◆ **Stated problem**
Render every entry exactly as it appears.
⟨
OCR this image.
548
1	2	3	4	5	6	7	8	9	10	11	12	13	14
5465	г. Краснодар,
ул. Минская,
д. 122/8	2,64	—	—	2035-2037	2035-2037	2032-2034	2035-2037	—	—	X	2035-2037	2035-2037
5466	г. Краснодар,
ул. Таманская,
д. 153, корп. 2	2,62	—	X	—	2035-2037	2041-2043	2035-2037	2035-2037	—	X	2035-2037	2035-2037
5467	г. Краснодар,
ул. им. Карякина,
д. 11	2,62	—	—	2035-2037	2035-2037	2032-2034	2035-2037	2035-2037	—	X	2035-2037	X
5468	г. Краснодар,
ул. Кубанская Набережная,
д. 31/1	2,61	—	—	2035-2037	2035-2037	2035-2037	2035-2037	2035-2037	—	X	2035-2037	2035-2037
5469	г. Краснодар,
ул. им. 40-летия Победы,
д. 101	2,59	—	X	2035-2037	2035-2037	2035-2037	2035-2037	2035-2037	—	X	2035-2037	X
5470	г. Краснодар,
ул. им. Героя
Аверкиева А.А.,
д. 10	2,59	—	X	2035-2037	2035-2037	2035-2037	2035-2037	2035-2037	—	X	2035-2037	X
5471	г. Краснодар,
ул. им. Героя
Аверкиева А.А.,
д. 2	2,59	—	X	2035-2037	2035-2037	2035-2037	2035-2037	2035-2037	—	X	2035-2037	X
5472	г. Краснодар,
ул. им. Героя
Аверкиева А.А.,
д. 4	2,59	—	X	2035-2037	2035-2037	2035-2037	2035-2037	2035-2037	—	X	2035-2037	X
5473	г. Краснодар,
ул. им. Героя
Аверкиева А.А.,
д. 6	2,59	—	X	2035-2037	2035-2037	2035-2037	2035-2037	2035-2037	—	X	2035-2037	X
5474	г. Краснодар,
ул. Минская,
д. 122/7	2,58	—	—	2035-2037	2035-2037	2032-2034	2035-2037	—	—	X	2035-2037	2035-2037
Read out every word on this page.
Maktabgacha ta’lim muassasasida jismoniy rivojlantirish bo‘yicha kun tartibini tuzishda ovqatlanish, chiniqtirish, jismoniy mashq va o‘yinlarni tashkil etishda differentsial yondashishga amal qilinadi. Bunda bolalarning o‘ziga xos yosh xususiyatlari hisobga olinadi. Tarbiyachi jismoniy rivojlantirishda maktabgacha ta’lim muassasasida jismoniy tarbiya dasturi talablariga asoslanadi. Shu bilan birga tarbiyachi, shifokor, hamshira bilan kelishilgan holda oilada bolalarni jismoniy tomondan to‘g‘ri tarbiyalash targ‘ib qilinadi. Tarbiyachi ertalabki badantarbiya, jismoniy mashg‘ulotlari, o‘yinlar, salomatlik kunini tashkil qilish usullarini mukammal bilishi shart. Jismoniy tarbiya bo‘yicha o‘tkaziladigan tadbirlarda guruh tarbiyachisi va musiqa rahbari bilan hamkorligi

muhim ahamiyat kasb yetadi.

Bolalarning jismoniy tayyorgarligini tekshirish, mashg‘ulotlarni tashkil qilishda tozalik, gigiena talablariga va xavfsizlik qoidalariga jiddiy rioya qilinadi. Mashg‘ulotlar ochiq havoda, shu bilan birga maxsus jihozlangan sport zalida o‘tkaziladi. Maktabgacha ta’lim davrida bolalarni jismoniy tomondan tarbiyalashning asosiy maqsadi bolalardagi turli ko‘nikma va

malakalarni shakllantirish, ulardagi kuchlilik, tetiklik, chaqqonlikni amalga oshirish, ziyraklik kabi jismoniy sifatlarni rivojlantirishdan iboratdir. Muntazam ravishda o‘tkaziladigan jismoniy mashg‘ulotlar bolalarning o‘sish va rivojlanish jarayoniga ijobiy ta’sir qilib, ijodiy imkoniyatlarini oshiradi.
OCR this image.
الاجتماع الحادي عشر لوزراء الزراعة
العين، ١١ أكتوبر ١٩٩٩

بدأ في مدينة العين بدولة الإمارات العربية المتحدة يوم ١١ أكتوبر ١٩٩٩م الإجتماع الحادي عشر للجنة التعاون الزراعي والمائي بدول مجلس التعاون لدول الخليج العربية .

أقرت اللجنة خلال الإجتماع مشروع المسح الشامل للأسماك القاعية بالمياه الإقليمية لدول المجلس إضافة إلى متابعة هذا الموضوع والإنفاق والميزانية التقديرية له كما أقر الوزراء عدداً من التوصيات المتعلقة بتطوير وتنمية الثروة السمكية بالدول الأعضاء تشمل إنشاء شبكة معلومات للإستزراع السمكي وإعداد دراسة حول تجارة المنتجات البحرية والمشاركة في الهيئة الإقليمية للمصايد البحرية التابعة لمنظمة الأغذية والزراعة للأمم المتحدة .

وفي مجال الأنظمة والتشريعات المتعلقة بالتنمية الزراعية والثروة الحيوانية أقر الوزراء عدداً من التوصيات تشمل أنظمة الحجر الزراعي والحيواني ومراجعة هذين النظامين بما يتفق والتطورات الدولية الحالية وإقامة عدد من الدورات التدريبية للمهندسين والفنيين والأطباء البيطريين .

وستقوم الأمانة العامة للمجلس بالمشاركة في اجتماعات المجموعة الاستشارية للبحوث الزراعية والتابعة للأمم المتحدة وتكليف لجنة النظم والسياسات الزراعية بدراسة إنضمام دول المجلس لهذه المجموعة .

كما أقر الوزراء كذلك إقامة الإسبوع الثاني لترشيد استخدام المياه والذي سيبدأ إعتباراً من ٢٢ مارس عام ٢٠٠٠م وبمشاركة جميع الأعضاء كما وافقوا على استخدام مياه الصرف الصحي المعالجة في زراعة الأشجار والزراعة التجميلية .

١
⟩
◆ **Solution to this exercise**
OCR this image.
548
1	2	3	4	5	6	7	8	9	10	11	12	13	14
5465	г. Краснодар,
ул. Минская,
д. 122/8	2,64	—	—	2035-2037	2035-2037	2032-2034	2035-2037	—	—	X	2035-2037	2035-2037
5466	г. Краснодар,
ул. Таманская,
д. 153, корп. 2	2,62	—	X	—	2035-2037	2041-2043	2035-2037	2035-2037	—	X	2035-2037	2035-2037
5467	г. Краснодар,
ул. им. Карякина,
д. 11	2,62	—	—	2035-2037	2035-2037	2032-2034	2035-2037	2035-2037	—	X	2035-2037	X
5468	г. Краснодар,
ул. Кубанская Набережная,
д. 31/1	2,61	—	—	2035-2037	2035-2037	2035-2037	2035-2037	2035-2037	—	X	2035-2037	2035-2037
5469	г. Краснодар,
ул. им. 40-летия Победы,
д. 101	2,59	—	X	2035-2037	2035-2037	2035-2037	2035-2037	2035-2037	—	X	2035-2037	X
5470	г. Краснодар,
ул. им. Героя
Аверкиева А.А.,
д. 10	2,59	—	X	2035-2037	2035-2037	2035-2037	2035-2037	2035-2037	—	X	2035-2037	X
5471	г. Краснодар,
ул. им. Героя
Аверкиева А.А.,
д. 2	2,59	—	X	2035-2037	2035-2037	2035-2037	2035-2037	2035-2037	—	X	2035-2037	X
5472	г. Краснодар,
ул. им. Героя
Аверкиева А.А.,
д. 4	2,59	—	X	2035-2037	2035-2037	2035-2037	2035-2037	2035-2037	—	X	2035-2037	X
5473	г. Краснодар,
ул. им. Героя
Аверкиева А.А.,
д. 6	2,59	—	X	2035-2037	2035-2037	2035-2037	2035-2037	2035-2037	—	X	2035-2037	X
5474	г. Краснодар,
ул. Минская,
д. 122/7	2,58	—	—	2035-2037	2035-2037	2032-2034	2035-2037	—	—	X	2035-2037	2035-2037
Read out every word on this page.
Maktabgacha ta’lim muassasasida jismoniy rivojlantirish bo‘yicha kun tartibini tuzishda ovqatlanish, chiniqtirish, jismoniy mashq va o‘yinlarni tashkil etishda differentsial yondashishga amal qilinadi. Bunda bolalarning o‘ziga xos yosh xususiyatlari hisobga olinadi. Tarbiyachi jismoniy rivojlantirishda maktabgacha ta’lim muassasasida jismoniy tarbiya dasturi talablariga asoslanadi. Shu bilan birga tarbiyachi, shifokor, hamshira bilan kelishilgan holda oilada bolalarni jismoniy tomondan to‘g‘ri tarbiyalash targ‘ib qilinadi. Tarbiyachi ertalabki badantarbiya, jismoniy mashg‘ulotlari, o‘yinlar, salomatlik kunini tashkil qilish usullarini mukammal bilishi shart. Jismoniy tarbiya bo‘yicha o‘tkaziladigan tadbirlarda guruh tarbiyachisi va musiqa rahbari bilan hamkorligi

muhim ahamiyat kasb yetadi.

Bolalarning jismoniy tayyorgarligini tekshirish, mashg‘ulotlarni tashkil qilishda tozalik, gigiena talablariga va xavfsizlik qoidalariga jiddiy rioya qilinadi. Mashg‘ulotlar ochiq havoda, shu bilan birga maxsus jihozlangan sport zalida o‘tkaziladi. Maktabgacha ta’lim davrida bolalarni jismoniy tomondan tarbiyalashning asosiy maqsadi bolalardagi turli ko‘nikma va

malakalarni shakllantirish, ulardagi kuchlilik, tetiklik, chaqqonlikni amalga oshirish, ziyraklik kabi jismoniy sifatlarni rivojlantirishdan iboratdir. Muntazam ravishda o‘tkaziladigan jismoniy mashg‘ulotlar bolalarning o‘sish va rivojlanish jarayoniga ijobiy ta’sir qilib, ijodiy imkoniyatlarini oshiradi.
OCR this image.
الاجتماع الحادي عشر لوزراء الزراعة
العين، ١١ أكتوبر ١٩٩٩

بدأ في مدينة العين بدولة الإمارات العربية المتحدة يوم ١١ أكتوبر ١٩٩٩م الإجتماع الحادي عشر للجنة التعاون الزراعي والمائي بدول مجلس التعاون لدول الخليج العربية .

أقرت اللجنة خلال الإجتماع مشروع المسح الشامل للأسماك القاعية بالمياه الإقليمية لدول المجلس إضافة إلى متابعة هذا الموضوع والإنفاق والميزانية التقديرية له كما أقر الوزراء عدداً من التوصيات المتعلقة بتطوير وتنمية الثروة السمكية بالدول الأعضاء تشمل إنشاء شبكة معلومات للإستزراع السمكي وإعداد دراسة حول تجارة المنتجات البحرية والمشاركة في الهيئة الإقليمية للمصايد البحرية التابعة لمنظمة الأغذية والزراعة للأمم المتحدة .

وفي مجال الأنظمة والتشريعات المتعلقة بالتنمية الزراعية والثروة الحيوانية أقر الوزراء عدداً من التوصيات تشمل أنظمة الحجر الزراعي والحيواني ومراجعة هذين النظامين بما يتفق والتطورات الدولية الحالية وإقامة عدد من الدورات التدريبية للمهندسين والفنيين والأطباء البيطريين .

وستقوم الأمانة العامة للمجلس بالمشاركة في اجتماعات المجموعة الاستشارية للبحوث الزراعية والتابعة للأمم المتحدة وتكليف لجنة النظم والسياسات الزراعية بدراسة إنضمام دول المجلس لهذه المجموعة .

كما أقر الوزراء كذلك إقامة الإسبوع الثاني لترشيد استخدام المياه والذي سيبدأ إعتباراً من ٢٢ مارس عام ٢٠٠٠م وبمشاركة جميع الأعضاء كما وافقوا على استخدام مياه الصرف الصحي المعالجة في زراعة الأشجار والزراعة التجميلية .

١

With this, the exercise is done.